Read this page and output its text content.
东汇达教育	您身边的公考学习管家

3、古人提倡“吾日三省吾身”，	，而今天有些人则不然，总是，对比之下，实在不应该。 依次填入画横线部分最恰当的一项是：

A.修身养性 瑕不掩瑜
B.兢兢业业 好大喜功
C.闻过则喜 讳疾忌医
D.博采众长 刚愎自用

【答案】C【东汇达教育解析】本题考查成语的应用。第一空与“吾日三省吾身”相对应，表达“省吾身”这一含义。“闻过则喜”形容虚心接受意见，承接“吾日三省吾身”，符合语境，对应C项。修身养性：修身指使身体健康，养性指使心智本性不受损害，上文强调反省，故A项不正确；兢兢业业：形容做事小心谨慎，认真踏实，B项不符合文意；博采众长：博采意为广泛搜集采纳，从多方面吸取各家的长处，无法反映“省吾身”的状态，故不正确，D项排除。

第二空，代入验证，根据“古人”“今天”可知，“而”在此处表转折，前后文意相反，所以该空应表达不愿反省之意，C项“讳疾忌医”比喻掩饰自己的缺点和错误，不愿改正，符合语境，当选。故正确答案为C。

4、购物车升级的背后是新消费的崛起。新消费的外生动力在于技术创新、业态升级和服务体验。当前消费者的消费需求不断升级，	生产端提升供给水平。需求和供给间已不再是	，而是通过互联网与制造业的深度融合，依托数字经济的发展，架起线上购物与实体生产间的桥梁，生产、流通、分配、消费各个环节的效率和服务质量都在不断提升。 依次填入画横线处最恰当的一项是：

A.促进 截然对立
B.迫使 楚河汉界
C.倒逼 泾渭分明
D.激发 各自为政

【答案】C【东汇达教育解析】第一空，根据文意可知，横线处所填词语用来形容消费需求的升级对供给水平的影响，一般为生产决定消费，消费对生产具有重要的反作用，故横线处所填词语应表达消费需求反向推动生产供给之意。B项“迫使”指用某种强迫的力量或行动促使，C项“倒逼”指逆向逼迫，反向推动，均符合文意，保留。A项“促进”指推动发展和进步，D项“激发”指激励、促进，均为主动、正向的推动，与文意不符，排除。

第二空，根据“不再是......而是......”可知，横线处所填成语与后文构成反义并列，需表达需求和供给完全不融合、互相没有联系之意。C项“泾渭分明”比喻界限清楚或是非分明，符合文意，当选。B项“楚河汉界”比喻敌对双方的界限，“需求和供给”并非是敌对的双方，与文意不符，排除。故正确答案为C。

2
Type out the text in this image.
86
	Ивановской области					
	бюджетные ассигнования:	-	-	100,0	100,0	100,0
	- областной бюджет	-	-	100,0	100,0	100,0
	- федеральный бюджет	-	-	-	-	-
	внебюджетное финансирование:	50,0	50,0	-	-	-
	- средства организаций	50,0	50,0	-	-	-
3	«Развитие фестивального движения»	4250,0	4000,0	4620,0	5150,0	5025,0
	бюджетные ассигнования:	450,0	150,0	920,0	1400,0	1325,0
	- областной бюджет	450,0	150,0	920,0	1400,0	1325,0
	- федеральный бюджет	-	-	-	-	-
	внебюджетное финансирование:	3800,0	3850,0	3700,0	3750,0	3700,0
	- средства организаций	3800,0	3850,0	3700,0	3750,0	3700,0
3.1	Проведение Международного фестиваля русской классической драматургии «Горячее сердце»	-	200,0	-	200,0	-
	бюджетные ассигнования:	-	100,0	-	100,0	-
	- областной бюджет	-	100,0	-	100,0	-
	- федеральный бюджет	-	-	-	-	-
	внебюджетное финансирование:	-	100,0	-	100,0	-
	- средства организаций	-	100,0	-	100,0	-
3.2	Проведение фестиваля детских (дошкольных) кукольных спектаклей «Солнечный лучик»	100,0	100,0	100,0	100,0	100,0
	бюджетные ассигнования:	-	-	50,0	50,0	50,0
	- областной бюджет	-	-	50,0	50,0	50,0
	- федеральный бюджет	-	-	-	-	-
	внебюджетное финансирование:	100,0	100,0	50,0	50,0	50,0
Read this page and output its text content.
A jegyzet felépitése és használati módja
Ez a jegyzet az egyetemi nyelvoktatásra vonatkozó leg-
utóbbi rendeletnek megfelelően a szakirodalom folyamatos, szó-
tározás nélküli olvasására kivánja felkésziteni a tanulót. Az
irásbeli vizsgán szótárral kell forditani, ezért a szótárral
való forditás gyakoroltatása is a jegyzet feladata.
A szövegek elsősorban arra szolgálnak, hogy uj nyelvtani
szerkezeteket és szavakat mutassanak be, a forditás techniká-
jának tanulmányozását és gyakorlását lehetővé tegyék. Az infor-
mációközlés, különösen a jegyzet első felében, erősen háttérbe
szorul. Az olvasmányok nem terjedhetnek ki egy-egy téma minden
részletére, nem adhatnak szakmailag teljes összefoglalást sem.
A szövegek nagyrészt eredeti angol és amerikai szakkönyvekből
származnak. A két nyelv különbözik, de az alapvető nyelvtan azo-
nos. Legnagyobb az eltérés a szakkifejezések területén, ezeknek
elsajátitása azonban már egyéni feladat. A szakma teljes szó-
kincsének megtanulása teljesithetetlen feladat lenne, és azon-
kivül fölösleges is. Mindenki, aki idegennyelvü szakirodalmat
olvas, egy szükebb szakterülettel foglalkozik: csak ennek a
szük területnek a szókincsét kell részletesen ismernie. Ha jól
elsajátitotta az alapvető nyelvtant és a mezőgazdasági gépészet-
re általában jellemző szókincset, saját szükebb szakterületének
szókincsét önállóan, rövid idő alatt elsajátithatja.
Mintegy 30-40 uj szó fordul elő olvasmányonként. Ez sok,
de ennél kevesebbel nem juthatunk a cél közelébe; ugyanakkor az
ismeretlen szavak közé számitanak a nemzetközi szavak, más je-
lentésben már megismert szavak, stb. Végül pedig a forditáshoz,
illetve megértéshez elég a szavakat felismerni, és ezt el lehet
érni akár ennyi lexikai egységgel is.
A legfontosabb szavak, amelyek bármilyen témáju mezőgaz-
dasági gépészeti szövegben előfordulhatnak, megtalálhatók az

EXERCISE OBJECTIVE =
All of the entries must be written out exactly as they stand.

ANSWER TO THE TASK =
Read this page and output its text content.
东汇达教育	您身边的公考学习管家

3、古人提倡“吾日三省吾身”，	，而今天有些人则不然，总是，对比之下，实在不应该。 依次填入画横线部分最恰当的一项是：

A.修身养性 瑕不掩瑜
B.兢兢业业 好大喜功
C.闻过则喜 讳疾忌医
D.博采众长 刚愎自用

【答案】C【东汇达教育解析】本题考查成语的应用。第一空与“吾日三省吾身”相对应，表达“省吾身”这一含义。“闻过则喜”形容虚心接受意见，承接“吾日三省吾身”，符合语境，对应C项。修身养性：修身指使身体健康，养性指使心智本性不受损害，上文强调反省，故A项不正确；兢兢业业：形容做事小心谨慎，认真踏实，B项不符合文意；博采众长：博采意为广泛搜集采纳，从多方面吸取各家的长处，无法反映“省吾身”的状态，故不正确，D项排除。

第二空，代入验证，根据“古人”“今天”可知，“而”在此处表转折，前后文意相反，所以该空应表达不愿反省之意，C项“讳疾忌医”比喻掩饰自己的缺点和错误，不愿改正，符合语境，当选。故正确答案为C。

4、购物车升级的背后是新消费的崛起。新消费的外生动力在于技术创新、业态升级和服务体验。当前消费者的消费需求不断升级，	生产端提升供给水平。需求和供给间已不再是	，而是通过互联网与制造业的深度融合，依托数字经济的发展，架起线上购物与实体生产间的桥梁，生产、流通、分配、消费各个环节的效率和服务质量都在不断提升。 依次填入画横线处最恰当的一项是：

A.促进 截然对立
B.迫使 楚河汉界
C.倒逼 泾渭分明
D.激发 各自为政

【答案】C【东汇达教育解析】第一空，根据文意可知，横线处所填词语用来形容消费需求的升级对供给水平的影响，一般为生产决定消费，消费对生产具有重要的反作用，故横线处所填词语应表达消费需求反向推动生产供给之意。B项“迫使”指用某种强迫的力量或行动促使，C项“倒逼”指逆向逼迫，反向推动，均符合文意，保留。A项“促进”指推动发展和进步，D项“激发”指激励、促进，均为主动、正向的推动，与文意不符，排除。

第二空，根据“不再是......而是......”可知，横线处所填成语与后文构成反义并列，需表达需求和供给完全不融合、互相没有联系之意。C项“泾渭分明”比喻界限清楚或是非分明，符合文意，当选。B项“楚河汉界”比喻敌对双方的界限，“需求和供给”并非是敌对的双方，与文意不符，排除。故正确答案为C。

2
Type out the text in this image.
86
	Ивановской области					
	бюджетные ассигнования:	-	-	100,0	100,0	100,0
	- областной бюджет	-	-	100,0	100,0	100,0
	- федеральный бюджет	-	-	-	-	-
	внебюджетное финансирование:	50,0	50,0	-	-	-
	- средства организаций	50,0	50,0	-	-	-
3	«Развитие фестивального движения»	4250,0	4000,0	4620,0	5150,0	5025,0
	бюджетные ассигнования:	450,0	150,0	920,0	1400,0	1325,0
	- областной бюджет	450,0	150,0	920,0	1400,0	1325,0
	- федеральный бюджет	-	-	-	-	-
	внебюджетное финансирование:	3800,0	3850,0	3700,0	3750,0	3700,0
	- средства организаций	3800,0	3850,0	3700,0	3750,0	3700,0
3.1	Проведение Международного фестиваля русской классической драматургии «Горячее сердце»	-	200,0	-	200,0	-
	бюджетные ассигнования:	-	100,0	-	100,0	-
	- областной бюджет	-	100,0	-	100,0	-
	- федеральный бюджет	-	-	-	-	-
	внебюджетное финансирование:	-	100,0	-	100,0	-
	- средства организаций	-	100,0	-	100,0	-
3.2	Проведение фестиваля детских (дошкольных) кукольных спектаклей «Солнечный лучик»	100,0	100,0	100,0	100,0	100,0
	бюджетные ассигнования:	-	-	50,0	50,0	50,0
	- областной бюджет	-	-	50,0	50,0	50,0
	- федеральный бюджет	-	-	-	-	-
	внебюджетное финансирование:	100,0	100,0	50,0	50,0	50,0
Read this page and output its text content.
A jegyzet felépitése és használati módja
Ez a jegyzet az egyetemi nyelvoktatásra vonatkozó leg-
utóbbi rendeletnek megfelelően a szakirodalom folyamatos, szó-
tározás nélküli olvasására kivánja felkésziteni a tanulót. Az
irásbeli vizsgán szótárral kell forditani, ezért a szótárral
való forditás gyakoroltatása is a jegyzet feladata.
A szövegek elsősorban arra szolgálnak, hogy uj nyelvtani
szerkezeteket és szavakat mutassanak be, a forditás techniká-
jának tanulmányozását és gyakorlását lehetővé tegyék. Az infor-
mációközlés, különösen a jegyzet első felében, erősen háttérbe
szorul. Az olvasmányok nem terjedhetnek ki egy-egy téma minden
részletére, nem adhatnak szakmailag teljes összefoglalást sem.
A szövegek nagyrészt eredeti angol és amerikai szakkönyvekből
származnak. A két nyelv különbözik, de az alapvető nyelvtan azo-
nos. Legnagyobb az eltérés a szakkifejezések területén, ezeknek
elsajátitása azonban már egyéni feladat. A szakma teljes szó-
kincsének megtanulása teljesithetetlen feladat lenne, és azon-
kivül fölösleges is. Mindenki, aki idegennyelvü szakirodalmat
olvas, egy szükebb szakterülettel foglalkozik: csak ennek a
szük területnek a szókincsét kell részletesen ismernie. Ha jól
elsajátitotta az alapvető nyelvtant és a mezőgazdasági gépészet-
re általában jellemző szókincset, saját szükebb szakterületének
szókincsét önállóan, rövid idő alatt elsajátithatja.
Mintegy 30-40 uj szó fordul elő olvasmányonként. Ez sok,
de ennél kevesebbel nem juthatunk a cél közelébe; ugyanakkor az
ismeretlen szavak közé számitanak a nemzetközi szavak, más je-
lentésben már megismert szavak, stb. Végül pedig a forditáshoz,
illetve megértéshez elég a szavakat felismerni, és ezt el lehet
érni akár ennyi lexikai egységgel is.
A legfontosabb szavak, amelyek bármilyen témáju mezőgaz-
dasági gépészeti szövegben előfordulhatnak, megtalálhatók az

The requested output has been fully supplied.